Every line that includes the word "this" is to be listed.

EXERCISE INPUTS:
- - -
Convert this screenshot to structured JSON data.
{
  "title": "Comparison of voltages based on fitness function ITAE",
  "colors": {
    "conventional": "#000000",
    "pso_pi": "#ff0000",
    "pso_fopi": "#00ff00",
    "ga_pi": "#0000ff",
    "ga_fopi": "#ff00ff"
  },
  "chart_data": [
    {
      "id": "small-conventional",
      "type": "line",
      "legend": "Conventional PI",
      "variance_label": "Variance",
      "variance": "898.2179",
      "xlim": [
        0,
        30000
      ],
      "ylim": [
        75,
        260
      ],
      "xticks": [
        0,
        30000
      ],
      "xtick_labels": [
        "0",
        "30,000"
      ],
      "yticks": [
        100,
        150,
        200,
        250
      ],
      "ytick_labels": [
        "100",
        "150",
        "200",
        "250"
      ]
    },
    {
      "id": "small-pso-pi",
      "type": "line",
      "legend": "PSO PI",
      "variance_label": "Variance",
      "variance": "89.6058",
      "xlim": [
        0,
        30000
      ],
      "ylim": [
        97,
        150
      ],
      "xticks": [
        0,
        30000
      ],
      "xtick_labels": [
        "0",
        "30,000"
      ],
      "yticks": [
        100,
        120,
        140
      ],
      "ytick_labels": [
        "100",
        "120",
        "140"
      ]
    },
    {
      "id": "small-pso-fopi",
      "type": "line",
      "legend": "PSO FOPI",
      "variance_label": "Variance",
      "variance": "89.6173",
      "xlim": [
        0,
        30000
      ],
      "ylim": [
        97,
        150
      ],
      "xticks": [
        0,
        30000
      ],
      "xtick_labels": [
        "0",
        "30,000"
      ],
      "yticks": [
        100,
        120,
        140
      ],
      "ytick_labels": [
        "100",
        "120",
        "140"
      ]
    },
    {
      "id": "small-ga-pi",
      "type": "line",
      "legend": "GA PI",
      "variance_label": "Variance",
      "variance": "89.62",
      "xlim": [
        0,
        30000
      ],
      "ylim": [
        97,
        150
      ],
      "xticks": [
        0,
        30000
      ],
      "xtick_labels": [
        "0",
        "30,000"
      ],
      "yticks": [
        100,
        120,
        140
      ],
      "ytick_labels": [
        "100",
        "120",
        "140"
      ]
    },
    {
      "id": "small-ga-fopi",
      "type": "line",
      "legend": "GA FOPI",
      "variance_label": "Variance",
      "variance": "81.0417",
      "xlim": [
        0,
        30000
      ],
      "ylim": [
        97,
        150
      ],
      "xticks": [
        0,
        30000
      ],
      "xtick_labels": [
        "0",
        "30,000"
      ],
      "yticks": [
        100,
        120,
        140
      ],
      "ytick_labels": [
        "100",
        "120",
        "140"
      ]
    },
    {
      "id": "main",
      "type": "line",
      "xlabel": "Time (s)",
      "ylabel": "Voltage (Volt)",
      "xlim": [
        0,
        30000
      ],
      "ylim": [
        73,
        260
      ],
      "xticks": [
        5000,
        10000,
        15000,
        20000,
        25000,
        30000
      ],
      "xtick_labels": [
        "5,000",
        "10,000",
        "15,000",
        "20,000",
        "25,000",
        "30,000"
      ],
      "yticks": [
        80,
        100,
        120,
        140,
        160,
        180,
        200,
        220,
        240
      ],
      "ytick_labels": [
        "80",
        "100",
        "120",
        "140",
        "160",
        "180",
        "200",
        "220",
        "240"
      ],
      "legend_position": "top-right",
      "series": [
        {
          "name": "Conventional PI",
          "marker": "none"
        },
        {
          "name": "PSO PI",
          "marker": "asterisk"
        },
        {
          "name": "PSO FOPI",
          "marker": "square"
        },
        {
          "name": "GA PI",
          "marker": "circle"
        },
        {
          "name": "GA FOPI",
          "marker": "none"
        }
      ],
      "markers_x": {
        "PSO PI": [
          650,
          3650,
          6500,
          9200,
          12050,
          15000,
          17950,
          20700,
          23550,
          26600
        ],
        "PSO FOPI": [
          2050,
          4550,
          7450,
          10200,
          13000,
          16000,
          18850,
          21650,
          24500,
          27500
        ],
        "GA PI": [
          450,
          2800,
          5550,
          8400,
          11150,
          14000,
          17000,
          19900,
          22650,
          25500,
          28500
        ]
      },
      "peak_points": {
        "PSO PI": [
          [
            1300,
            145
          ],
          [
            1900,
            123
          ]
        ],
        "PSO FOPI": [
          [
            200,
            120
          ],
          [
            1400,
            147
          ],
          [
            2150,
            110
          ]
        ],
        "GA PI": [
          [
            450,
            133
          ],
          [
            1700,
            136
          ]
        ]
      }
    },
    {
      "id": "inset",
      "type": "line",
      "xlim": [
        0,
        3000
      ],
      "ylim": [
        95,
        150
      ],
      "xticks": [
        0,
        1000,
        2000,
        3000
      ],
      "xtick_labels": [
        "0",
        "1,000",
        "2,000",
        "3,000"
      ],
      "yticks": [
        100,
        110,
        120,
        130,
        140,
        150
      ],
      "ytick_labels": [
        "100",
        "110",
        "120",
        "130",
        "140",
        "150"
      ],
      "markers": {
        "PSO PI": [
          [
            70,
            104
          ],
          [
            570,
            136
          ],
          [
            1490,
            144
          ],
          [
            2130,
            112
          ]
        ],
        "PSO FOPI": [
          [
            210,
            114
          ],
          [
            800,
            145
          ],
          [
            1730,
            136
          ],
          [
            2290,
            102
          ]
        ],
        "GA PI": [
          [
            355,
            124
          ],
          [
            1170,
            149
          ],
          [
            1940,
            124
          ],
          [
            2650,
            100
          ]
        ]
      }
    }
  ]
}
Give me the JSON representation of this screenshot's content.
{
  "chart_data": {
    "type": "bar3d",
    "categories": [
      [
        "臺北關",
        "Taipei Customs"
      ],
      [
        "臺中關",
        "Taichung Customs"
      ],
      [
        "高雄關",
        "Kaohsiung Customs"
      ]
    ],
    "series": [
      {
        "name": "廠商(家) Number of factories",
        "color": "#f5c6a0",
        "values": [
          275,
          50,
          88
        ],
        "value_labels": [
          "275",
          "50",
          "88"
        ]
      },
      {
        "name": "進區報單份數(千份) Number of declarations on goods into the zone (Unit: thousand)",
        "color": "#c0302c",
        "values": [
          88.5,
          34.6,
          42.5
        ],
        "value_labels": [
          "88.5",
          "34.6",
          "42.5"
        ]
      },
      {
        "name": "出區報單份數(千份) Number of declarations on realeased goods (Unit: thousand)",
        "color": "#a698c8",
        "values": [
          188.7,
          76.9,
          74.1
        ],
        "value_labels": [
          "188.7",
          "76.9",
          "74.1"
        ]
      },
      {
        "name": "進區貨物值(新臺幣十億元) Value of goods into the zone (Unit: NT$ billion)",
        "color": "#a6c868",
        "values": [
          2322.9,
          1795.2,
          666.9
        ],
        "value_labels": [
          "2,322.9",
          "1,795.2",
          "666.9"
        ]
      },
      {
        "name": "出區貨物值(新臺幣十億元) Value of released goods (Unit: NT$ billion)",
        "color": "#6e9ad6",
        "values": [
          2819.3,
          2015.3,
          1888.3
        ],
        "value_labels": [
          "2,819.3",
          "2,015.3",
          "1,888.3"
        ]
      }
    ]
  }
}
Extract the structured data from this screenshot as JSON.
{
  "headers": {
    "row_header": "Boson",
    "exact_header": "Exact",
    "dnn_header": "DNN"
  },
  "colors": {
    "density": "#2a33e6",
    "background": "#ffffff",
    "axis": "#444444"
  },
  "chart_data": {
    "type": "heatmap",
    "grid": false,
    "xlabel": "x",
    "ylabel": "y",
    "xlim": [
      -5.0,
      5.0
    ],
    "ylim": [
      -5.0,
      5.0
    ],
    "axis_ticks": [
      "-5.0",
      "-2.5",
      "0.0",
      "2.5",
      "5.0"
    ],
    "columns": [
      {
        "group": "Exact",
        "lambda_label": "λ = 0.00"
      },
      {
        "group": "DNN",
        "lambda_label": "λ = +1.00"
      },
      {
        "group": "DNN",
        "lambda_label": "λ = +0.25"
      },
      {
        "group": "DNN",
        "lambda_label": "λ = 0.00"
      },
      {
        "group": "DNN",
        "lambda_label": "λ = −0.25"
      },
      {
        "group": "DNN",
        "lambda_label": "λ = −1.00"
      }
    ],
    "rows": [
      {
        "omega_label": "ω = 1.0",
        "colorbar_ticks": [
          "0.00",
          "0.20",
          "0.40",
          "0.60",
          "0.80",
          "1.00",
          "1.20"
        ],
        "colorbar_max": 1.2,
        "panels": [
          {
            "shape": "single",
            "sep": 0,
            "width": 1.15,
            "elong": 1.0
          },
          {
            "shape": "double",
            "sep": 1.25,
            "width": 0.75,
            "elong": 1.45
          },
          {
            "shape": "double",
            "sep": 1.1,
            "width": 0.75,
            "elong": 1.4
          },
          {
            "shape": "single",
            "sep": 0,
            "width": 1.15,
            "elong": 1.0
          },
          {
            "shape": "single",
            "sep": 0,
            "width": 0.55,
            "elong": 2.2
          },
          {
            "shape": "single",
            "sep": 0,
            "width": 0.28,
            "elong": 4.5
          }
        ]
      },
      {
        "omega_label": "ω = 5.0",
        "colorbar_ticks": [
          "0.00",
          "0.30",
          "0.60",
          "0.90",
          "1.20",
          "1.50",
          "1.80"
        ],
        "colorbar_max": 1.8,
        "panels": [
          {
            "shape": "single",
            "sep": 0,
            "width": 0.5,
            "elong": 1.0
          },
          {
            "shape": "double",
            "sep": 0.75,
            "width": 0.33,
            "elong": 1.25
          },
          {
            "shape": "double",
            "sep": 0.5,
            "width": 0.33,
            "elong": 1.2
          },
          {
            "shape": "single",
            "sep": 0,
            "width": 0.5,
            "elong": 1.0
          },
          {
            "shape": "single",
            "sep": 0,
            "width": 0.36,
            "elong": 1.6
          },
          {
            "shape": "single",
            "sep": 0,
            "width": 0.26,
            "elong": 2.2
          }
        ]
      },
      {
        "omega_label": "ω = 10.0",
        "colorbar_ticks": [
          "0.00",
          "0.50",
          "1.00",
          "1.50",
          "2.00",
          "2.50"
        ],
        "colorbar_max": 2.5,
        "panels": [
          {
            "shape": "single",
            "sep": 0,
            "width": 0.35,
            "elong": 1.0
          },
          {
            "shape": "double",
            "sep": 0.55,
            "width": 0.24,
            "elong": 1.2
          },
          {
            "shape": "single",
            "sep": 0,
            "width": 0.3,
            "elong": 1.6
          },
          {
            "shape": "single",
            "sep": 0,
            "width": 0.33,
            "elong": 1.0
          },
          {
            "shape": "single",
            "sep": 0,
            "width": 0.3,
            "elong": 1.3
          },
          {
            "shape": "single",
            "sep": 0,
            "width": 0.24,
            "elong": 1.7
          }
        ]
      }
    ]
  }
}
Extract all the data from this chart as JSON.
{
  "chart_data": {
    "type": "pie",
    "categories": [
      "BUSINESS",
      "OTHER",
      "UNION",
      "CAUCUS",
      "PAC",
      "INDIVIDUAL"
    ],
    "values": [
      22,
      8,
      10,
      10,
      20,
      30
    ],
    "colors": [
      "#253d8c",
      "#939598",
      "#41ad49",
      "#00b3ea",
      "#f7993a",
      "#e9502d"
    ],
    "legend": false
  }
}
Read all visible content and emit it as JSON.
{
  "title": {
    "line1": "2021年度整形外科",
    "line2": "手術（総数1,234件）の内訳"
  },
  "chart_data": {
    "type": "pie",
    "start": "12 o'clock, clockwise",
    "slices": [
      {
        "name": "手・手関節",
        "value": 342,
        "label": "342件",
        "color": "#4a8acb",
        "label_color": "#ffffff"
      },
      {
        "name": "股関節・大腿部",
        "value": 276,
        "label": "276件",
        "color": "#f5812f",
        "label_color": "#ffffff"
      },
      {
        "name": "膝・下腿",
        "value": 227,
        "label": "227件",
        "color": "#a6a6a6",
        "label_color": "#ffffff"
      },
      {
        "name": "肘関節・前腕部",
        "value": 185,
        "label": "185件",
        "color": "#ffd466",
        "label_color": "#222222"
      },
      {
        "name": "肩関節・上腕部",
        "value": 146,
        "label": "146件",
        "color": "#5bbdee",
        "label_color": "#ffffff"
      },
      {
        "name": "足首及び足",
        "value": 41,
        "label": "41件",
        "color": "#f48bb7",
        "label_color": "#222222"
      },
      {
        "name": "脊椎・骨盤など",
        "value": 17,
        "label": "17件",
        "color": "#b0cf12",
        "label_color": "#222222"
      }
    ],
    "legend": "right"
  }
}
- - -
THE ANSWER:
Convert this screenshot to structured JSON data.
Give me the JSON representation of this screenshot's content.
Extract the structured data from this screenshot as JSON.
Extract all the data from this chart as JSON.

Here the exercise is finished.